Data entries
## Begin

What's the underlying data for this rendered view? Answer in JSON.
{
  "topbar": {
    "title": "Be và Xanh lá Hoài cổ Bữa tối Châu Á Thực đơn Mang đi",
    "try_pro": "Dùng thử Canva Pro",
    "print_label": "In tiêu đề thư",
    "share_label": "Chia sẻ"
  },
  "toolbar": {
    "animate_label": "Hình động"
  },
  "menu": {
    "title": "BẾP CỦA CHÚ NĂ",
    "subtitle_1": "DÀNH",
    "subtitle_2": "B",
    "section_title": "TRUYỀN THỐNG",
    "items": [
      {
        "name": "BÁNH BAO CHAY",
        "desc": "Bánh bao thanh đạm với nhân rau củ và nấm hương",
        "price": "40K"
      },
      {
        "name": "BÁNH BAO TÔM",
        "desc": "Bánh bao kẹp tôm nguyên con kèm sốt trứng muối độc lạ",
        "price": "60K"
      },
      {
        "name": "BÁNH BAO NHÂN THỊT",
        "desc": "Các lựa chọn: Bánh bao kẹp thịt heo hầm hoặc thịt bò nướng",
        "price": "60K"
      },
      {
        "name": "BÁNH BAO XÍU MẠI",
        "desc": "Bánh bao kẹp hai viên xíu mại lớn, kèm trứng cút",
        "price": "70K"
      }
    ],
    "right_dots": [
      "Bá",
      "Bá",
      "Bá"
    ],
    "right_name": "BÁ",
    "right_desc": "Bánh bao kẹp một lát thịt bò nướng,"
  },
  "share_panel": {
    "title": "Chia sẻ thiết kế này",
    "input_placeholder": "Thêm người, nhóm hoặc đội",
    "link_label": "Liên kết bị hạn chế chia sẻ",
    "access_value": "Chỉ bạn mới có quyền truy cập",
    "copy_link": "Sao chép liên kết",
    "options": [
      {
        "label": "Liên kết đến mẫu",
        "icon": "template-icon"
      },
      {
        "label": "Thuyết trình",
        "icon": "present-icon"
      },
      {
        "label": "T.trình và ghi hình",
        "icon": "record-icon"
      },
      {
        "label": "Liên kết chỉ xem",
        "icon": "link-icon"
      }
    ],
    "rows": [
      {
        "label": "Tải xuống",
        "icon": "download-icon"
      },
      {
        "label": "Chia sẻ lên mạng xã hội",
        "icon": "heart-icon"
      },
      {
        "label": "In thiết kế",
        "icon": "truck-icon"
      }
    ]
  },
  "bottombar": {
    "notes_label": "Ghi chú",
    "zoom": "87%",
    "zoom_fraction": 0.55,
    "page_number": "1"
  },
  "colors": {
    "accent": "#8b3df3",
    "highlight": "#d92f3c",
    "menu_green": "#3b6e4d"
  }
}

## End

TASK »
Reproduce the material exactly, with every line intact.

ANSWER TO THIS TASK »
What's the underlying data for this rendered view? Answer in JSON.
{
  "topbar": {
    "title": "Be và Xanh lá Hoài cổ Bữa tối Châu Á Thực đơn Mang đi",
    "try_pro": "Dùng thử Canva Pro",
    "print_label": "In tiêu đề thư",
    "share_label": "Chia sẻ"
  },
  "toolbar": {
    "animate_label": "Hình động"
  },
  "menu": {
    "title": "BẾP CỦA CHÚ NĂ",
    "subtitle_1": "DÀNH",
    "subtitle_2": "B",
    "section_title": "TRUYỀN THỐNG",
    "items": [
      {
        "name": "BÁNH BAO CHAY",
        "desc": "Bánh bao thanh đạm với nhân rau củ và nấm hương",
        "price": "40K"
      },
      {
        "name": "BÁNH BAO TÔM",
        "desc": "Bánh bao kẹp tôm nguyên con kèm sốt trứng muối độc lạ",
        "price": "60K"
      },
      {
        "name": "BÁNH BAO NHÂN THỊT",
        "desc": "Các lựa chọn: Bánh bao kẹp thịt heo hầm hoặc thịt bò nướng",
        "price": "60K"
      },
      {
        "name": "BÁNH BAO XÍU MẠI",
        "desc": "Bánh bao kẹp hai viên xíu mại lớn, kèm trứng cút",
        "price": "70K"
      }
    ],
    "right_dots": [
      "Bá",
      "Bá",
      "Bá"
    ],
    "right_name": "BÁ",
    "right_desc": "Bánh bao kẹp một lát thịt bò nướng,"
  },
  "share_panel": {
    "title": "Chia sẻ thiết kế này",
    "input_placeholder": "Thêm người, nhóm hoặc đội",
    "link_label": "Liên kết bị hạn chế chia sẻ",
    "access_value": "Chỉ bạn mới có quyền truy cập",
    "copy_link": "Sao chép liên kết",
    "options": [
      {
        "label": "Liên kết đến mẫu",
        "icon": "template-icon"
      },
      {
        "label": "Thuyết trình",
        "icon": "present-icon"
      },
      {
        "label": "T.trình và ghi hình",
        "icon": "record-icon"
      },
      {
        "label": "Liên kết chỉ xem",
        "icon": "link-icon"
      }
    ],
    "rows": [
      {
        "label": "Tải xuống",
        "icon": "download-icon"
      },
      {
        "label": "Chia sẻ lên mạng xã hội",
        "icon": "heart-icon"
      },
      {
        "label": "In thiết kế",
        "icon": "truck-icon"
      }
    ]
  },
  "bottombar": {
    "notes_label": "Ghi chú",
    "zoom": "87%",
    "zoom_fraction": 0.55,
    "page_number": "1"
  },
  "colors": {
    "accent": "#8b3df3",
    "highlight": "#d92f3c",
    "menu_green": "#3b6e4d"
  }
}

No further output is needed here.